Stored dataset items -
+++++

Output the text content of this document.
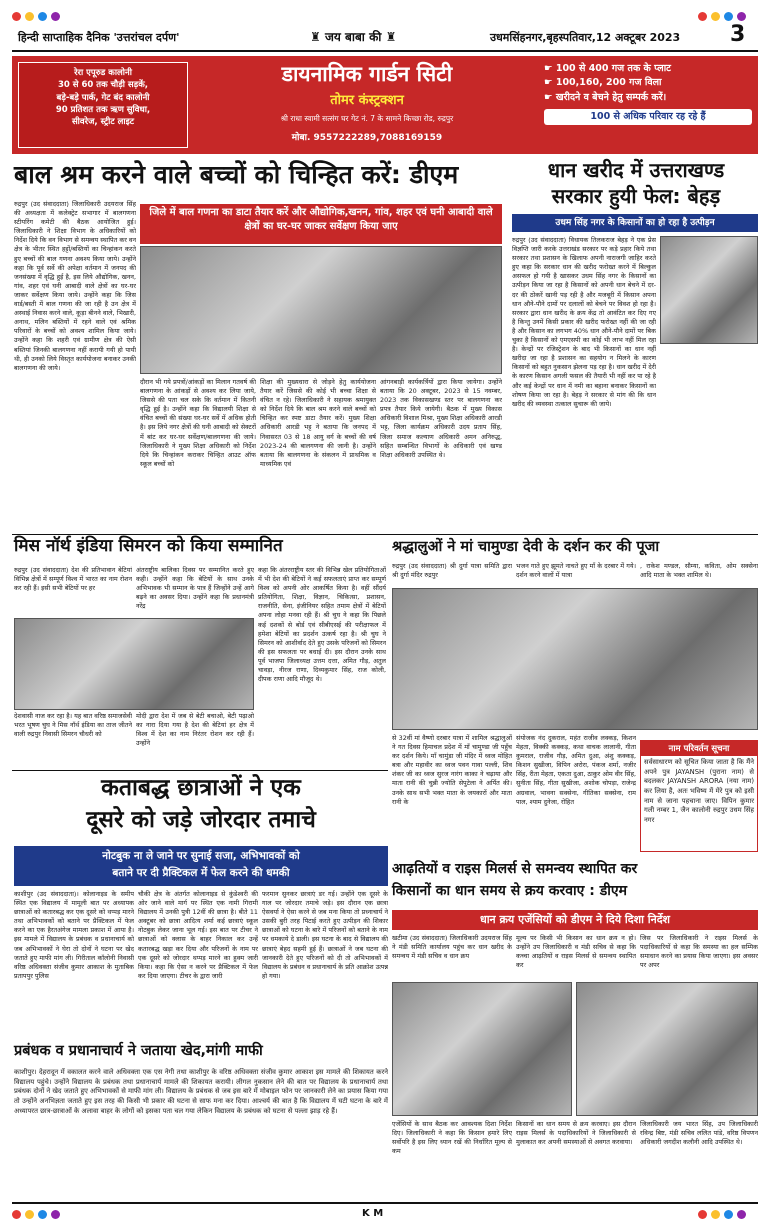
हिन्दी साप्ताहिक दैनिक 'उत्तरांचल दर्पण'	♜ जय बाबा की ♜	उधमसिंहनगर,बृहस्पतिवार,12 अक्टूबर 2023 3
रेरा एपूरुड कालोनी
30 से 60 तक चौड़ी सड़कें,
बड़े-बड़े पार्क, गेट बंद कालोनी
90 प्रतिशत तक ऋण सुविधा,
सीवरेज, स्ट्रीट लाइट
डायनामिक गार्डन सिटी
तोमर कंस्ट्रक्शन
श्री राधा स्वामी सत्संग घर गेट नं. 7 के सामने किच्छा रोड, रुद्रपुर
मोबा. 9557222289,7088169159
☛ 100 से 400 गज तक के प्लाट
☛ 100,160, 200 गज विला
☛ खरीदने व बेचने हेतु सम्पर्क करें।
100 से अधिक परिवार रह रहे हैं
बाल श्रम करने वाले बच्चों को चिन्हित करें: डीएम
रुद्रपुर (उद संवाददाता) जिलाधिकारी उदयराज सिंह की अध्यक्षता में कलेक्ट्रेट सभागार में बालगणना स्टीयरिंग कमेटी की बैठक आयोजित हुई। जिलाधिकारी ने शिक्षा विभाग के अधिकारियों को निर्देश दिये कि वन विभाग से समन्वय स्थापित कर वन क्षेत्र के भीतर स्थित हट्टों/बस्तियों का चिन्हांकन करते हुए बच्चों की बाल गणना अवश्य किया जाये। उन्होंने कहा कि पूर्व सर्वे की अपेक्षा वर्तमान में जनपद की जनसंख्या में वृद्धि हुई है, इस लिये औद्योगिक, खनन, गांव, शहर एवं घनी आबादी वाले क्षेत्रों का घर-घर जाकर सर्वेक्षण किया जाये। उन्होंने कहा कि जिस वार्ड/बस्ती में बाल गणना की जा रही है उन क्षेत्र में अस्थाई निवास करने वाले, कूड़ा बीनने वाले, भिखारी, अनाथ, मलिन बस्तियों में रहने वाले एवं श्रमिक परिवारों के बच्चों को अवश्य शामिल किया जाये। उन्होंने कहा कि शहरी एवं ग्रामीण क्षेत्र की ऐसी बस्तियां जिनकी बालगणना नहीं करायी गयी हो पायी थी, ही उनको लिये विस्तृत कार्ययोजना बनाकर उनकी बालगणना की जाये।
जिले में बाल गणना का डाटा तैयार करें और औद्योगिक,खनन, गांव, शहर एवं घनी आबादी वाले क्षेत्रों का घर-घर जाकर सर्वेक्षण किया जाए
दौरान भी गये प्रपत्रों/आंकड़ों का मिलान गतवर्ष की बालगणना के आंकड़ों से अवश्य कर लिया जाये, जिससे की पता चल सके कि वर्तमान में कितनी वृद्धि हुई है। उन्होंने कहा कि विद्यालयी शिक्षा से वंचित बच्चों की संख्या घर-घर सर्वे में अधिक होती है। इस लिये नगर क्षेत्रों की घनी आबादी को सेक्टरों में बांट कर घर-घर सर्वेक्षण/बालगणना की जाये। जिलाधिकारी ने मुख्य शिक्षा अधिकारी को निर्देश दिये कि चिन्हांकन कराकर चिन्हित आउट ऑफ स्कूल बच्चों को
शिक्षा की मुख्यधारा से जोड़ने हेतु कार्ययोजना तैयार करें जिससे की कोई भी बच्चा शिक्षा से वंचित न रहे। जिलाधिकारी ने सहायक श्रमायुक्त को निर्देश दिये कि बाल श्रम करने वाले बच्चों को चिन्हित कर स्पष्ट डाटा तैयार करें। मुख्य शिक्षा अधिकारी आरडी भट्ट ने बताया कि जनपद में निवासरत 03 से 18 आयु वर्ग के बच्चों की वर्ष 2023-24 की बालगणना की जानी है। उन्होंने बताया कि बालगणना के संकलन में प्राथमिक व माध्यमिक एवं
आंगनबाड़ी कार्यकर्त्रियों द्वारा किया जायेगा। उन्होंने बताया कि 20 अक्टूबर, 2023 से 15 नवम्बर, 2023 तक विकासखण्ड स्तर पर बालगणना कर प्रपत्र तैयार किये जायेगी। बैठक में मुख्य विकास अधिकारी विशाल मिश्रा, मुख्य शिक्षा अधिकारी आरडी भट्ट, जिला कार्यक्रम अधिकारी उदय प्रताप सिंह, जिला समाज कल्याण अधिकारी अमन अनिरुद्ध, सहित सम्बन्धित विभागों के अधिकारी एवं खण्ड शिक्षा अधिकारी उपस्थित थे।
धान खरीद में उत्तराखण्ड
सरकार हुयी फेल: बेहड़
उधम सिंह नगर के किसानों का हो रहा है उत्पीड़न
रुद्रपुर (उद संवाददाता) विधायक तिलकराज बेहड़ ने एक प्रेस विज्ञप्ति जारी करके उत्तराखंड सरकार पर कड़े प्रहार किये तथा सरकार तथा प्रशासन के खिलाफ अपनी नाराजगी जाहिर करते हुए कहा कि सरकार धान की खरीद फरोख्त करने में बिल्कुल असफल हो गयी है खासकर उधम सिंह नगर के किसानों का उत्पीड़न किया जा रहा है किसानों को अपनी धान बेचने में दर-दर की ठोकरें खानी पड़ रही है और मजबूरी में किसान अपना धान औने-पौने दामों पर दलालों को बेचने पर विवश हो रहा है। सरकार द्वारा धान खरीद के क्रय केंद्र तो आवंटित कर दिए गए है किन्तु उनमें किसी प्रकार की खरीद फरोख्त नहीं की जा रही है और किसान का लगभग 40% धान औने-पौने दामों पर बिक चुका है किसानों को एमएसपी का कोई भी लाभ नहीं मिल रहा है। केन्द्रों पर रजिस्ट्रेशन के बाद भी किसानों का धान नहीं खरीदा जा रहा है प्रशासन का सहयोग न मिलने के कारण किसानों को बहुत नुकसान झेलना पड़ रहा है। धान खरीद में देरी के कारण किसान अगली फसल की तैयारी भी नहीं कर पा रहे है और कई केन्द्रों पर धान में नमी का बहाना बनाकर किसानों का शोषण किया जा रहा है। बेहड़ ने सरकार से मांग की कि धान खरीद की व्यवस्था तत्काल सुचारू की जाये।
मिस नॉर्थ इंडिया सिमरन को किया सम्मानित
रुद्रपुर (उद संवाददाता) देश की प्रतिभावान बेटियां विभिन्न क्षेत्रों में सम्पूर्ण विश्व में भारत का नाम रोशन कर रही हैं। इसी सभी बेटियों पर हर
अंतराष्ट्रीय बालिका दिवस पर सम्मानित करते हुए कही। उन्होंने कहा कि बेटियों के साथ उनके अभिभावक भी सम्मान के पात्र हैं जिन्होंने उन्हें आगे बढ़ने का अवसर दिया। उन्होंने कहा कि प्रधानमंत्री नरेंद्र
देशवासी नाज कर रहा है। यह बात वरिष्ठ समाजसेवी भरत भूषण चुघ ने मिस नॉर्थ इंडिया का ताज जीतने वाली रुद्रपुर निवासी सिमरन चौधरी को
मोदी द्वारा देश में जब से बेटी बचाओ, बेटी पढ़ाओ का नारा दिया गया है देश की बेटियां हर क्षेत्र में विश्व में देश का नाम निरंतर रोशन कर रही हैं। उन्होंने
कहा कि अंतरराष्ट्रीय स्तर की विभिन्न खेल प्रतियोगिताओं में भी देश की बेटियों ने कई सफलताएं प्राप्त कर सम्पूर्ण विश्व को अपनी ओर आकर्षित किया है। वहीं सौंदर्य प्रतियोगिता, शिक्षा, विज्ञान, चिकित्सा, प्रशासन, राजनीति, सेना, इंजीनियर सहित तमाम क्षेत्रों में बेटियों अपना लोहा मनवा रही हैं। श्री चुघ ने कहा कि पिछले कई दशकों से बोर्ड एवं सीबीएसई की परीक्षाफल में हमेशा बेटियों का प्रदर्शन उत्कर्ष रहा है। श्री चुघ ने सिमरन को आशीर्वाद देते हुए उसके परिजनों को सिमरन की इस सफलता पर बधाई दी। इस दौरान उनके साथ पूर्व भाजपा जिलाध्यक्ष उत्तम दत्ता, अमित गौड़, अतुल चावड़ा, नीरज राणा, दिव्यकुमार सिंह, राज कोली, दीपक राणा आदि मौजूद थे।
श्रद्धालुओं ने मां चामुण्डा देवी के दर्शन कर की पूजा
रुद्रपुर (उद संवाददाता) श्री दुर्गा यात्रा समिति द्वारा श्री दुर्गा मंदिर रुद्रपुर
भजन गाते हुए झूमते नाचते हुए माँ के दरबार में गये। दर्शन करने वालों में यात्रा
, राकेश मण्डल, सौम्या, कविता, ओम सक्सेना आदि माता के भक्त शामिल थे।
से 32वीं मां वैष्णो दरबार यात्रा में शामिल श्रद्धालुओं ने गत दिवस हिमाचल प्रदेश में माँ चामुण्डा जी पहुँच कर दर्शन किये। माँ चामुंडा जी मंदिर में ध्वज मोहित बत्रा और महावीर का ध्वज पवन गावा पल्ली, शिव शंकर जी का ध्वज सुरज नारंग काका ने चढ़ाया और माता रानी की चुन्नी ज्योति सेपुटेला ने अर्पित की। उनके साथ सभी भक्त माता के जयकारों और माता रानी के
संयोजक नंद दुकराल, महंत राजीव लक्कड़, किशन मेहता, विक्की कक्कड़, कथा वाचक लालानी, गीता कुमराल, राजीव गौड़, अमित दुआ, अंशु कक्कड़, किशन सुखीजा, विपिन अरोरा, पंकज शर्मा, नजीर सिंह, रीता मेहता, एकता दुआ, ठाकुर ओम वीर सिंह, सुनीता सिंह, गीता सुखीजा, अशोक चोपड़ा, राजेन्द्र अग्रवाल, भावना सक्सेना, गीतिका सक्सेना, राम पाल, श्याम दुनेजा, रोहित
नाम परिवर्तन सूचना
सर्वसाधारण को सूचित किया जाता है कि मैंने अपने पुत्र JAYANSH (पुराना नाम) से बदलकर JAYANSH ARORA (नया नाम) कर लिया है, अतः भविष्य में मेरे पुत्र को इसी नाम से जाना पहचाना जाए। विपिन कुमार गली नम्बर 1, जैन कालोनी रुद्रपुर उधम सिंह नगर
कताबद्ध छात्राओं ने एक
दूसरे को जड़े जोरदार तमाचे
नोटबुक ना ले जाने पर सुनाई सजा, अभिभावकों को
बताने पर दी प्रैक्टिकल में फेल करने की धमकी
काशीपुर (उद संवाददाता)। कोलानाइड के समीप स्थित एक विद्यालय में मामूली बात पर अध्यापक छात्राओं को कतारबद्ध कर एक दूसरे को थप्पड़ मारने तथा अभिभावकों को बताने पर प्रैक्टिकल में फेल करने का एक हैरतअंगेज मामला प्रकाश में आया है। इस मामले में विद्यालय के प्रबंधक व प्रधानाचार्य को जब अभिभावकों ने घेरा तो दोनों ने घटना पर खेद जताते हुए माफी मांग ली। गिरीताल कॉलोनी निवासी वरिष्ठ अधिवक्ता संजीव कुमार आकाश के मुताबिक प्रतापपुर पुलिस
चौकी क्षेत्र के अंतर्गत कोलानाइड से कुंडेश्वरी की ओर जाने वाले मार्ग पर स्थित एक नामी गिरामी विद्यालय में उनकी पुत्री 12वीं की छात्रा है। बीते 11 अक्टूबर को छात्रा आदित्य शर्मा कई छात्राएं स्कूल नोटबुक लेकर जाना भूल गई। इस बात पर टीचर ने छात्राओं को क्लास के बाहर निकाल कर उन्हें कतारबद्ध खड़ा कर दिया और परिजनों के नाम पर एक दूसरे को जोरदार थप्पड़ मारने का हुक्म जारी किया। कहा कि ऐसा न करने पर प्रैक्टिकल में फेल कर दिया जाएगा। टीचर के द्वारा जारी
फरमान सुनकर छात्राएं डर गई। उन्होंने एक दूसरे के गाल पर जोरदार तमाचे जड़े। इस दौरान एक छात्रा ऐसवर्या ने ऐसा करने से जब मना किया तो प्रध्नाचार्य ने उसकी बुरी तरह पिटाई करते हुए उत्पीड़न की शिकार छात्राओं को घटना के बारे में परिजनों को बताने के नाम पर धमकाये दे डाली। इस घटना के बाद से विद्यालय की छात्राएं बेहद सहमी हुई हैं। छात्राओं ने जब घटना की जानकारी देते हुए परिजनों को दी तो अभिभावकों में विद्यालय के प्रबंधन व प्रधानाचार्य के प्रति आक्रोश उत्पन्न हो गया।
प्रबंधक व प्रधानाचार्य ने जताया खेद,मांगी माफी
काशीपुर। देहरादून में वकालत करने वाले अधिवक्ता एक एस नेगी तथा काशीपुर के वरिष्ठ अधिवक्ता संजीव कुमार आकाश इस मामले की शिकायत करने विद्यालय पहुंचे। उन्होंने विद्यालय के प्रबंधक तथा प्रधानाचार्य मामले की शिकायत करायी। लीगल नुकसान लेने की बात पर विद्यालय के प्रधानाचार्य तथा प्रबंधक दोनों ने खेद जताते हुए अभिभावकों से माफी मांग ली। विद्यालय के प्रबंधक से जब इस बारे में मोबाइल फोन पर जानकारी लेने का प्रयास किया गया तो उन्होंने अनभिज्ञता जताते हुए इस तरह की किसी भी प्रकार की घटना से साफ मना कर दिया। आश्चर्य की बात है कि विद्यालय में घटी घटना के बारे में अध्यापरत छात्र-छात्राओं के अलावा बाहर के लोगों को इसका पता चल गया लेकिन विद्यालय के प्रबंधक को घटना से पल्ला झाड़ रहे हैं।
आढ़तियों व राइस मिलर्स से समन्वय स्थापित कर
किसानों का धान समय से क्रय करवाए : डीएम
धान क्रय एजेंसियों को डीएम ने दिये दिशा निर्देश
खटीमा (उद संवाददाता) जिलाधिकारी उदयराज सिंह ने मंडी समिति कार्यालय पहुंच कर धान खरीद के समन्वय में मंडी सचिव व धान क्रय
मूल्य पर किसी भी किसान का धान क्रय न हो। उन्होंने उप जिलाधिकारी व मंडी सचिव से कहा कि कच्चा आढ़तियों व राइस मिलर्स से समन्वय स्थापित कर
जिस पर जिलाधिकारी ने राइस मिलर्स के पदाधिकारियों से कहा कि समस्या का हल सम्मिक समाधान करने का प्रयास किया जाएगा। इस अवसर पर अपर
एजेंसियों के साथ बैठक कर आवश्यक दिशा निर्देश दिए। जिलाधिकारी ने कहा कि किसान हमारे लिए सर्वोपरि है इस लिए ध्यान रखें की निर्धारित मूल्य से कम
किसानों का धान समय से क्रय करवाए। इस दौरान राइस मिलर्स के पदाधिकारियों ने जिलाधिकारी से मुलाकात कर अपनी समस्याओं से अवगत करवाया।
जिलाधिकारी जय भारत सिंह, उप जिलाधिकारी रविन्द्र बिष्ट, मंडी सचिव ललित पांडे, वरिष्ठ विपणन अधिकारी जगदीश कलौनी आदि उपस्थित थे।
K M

+++++

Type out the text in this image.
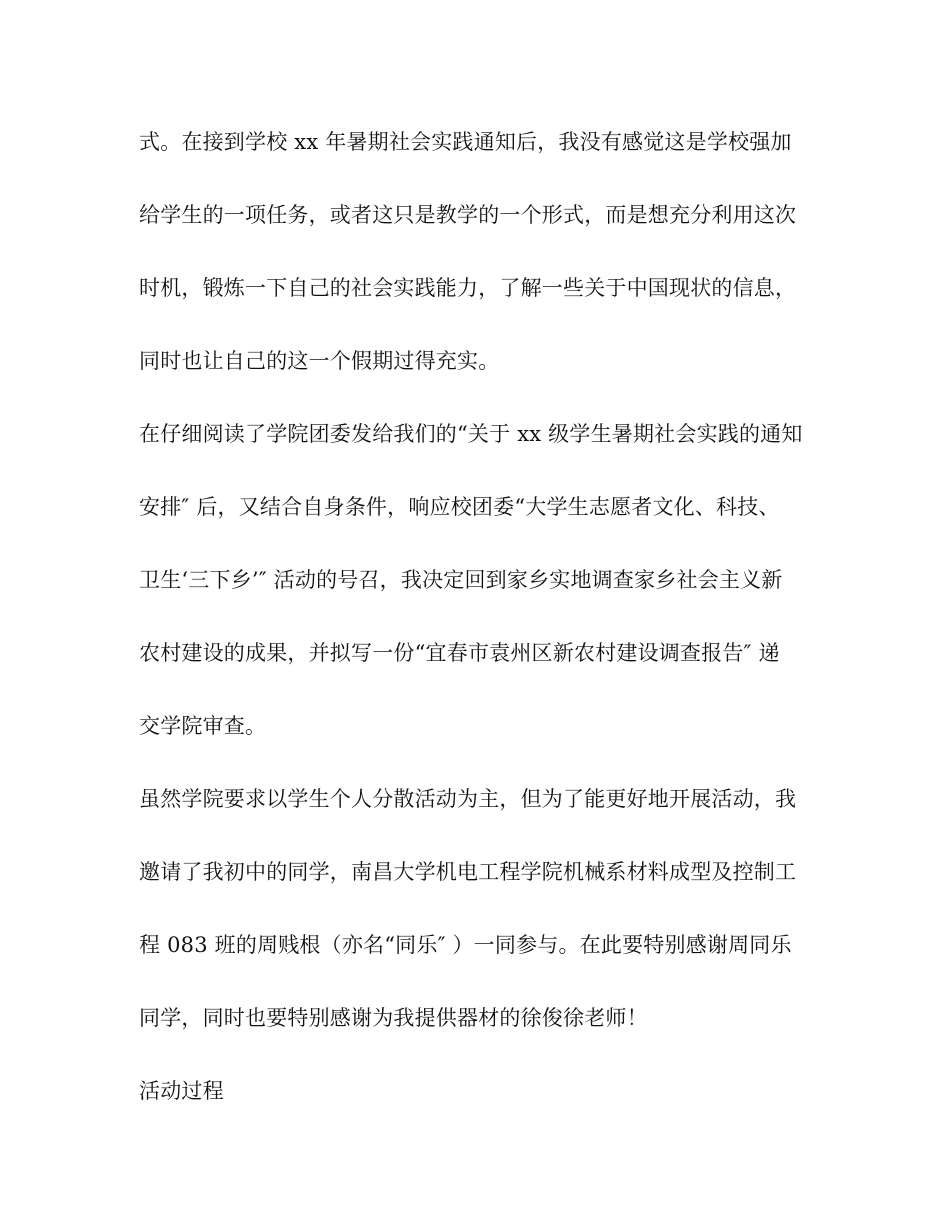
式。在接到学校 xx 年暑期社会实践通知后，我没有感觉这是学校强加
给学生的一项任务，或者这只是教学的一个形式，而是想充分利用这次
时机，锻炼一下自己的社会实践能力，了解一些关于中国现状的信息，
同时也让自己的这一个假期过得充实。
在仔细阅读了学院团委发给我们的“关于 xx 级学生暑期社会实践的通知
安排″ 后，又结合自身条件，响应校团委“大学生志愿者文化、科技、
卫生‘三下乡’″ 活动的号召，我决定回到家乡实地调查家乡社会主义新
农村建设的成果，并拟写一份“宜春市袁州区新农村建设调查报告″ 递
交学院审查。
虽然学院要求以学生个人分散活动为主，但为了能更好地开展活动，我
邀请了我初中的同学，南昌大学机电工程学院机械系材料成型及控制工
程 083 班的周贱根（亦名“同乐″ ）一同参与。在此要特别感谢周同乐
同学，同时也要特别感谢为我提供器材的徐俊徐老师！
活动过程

+++++

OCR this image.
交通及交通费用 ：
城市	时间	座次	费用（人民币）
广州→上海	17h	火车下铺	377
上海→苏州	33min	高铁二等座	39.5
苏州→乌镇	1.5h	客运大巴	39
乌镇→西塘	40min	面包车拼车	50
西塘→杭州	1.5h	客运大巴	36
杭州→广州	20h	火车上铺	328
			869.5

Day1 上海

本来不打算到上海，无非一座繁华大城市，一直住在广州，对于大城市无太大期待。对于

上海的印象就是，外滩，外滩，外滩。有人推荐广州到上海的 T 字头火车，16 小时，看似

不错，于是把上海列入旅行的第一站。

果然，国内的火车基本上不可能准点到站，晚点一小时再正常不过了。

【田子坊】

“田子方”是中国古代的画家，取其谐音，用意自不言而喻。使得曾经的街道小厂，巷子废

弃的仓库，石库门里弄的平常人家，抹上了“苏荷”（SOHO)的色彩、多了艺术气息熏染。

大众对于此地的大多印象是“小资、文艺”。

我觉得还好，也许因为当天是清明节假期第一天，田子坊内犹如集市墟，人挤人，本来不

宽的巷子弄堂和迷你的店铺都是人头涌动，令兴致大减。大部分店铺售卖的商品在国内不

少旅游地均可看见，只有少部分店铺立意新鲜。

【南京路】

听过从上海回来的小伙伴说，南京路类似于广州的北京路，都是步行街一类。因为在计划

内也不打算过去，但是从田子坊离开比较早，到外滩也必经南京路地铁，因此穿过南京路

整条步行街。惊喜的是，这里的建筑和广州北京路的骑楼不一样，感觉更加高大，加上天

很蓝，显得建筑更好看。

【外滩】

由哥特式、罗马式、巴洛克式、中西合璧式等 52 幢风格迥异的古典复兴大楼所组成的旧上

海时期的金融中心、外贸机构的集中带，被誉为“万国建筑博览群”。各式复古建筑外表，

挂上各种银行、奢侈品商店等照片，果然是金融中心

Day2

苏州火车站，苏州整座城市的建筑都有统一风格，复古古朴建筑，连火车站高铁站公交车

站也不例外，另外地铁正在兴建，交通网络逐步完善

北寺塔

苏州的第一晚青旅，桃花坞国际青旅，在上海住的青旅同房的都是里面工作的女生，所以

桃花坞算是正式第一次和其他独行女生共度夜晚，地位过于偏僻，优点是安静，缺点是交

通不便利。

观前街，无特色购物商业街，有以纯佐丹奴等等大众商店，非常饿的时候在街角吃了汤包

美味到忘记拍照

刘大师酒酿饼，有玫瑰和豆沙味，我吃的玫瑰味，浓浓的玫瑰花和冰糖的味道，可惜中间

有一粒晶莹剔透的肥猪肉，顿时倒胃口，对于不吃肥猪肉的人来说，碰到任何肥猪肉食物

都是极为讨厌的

+++++

REQUIRED TASK - From the data above, count the lines where "image" occurs and give that figure and nothing else.

RESULT OF THIS TASK - 2